TASK STATEMENT> Copy out all lines of the records in which the word "آينده" appears.

INPUT>
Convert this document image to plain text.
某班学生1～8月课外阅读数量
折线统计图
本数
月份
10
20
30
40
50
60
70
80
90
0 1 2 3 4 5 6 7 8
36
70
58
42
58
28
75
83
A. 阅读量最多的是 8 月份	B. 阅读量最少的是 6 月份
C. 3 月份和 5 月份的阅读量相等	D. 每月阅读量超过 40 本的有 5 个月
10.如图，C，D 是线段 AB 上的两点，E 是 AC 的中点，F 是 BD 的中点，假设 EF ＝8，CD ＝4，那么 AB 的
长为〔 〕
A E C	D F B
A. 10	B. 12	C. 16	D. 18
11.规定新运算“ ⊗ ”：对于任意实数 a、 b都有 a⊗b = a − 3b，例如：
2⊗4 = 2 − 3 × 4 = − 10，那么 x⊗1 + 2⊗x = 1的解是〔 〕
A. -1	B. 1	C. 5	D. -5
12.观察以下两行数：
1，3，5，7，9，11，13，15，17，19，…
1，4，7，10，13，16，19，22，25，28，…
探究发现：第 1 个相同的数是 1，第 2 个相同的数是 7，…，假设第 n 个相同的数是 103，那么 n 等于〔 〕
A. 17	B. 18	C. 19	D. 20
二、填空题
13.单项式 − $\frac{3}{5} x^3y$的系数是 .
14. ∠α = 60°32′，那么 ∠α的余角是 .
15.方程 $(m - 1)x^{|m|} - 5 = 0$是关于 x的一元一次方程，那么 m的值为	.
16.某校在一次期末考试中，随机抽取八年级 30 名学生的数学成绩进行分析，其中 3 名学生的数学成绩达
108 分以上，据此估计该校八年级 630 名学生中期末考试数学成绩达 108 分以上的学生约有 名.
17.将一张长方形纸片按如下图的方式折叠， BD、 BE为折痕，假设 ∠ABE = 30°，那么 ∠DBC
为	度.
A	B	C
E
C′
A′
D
---
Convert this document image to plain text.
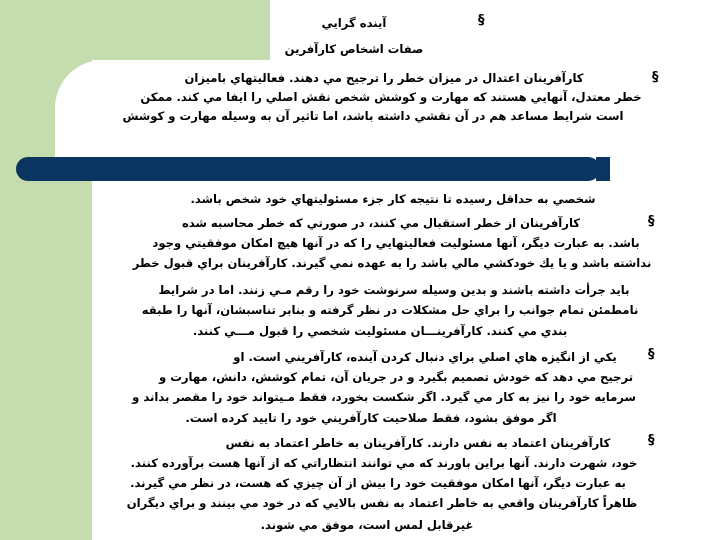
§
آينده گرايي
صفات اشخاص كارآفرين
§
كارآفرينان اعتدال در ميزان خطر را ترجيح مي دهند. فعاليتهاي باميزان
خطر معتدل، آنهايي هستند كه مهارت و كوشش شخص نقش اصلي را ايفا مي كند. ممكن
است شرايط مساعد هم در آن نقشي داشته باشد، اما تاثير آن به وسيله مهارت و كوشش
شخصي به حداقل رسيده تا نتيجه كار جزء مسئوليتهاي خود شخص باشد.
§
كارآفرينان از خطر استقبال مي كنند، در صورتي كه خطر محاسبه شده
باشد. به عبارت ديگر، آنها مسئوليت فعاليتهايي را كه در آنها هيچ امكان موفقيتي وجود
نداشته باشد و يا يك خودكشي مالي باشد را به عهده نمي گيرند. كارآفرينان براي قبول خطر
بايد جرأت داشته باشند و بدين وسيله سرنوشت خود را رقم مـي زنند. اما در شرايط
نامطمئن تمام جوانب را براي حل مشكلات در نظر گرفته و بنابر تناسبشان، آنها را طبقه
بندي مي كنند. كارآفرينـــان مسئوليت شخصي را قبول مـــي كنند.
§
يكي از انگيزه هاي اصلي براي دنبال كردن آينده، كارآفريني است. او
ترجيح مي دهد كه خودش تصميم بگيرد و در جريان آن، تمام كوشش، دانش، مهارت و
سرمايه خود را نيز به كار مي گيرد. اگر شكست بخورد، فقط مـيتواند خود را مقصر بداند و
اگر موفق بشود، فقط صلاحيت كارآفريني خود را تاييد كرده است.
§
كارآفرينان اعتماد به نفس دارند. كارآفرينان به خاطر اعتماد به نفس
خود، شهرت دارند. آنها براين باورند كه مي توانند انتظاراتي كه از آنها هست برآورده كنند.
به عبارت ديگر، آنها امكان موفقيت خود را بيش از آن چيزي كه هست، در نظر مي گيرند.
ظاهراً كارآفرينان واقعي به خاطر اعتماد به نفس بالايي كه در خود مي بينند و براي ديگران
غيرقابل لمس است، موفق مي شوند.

RESULT>
آينده گرايي
يكي از انگيزه هاي اصلي براي دنبال كردن آينده، كارآفريني است. او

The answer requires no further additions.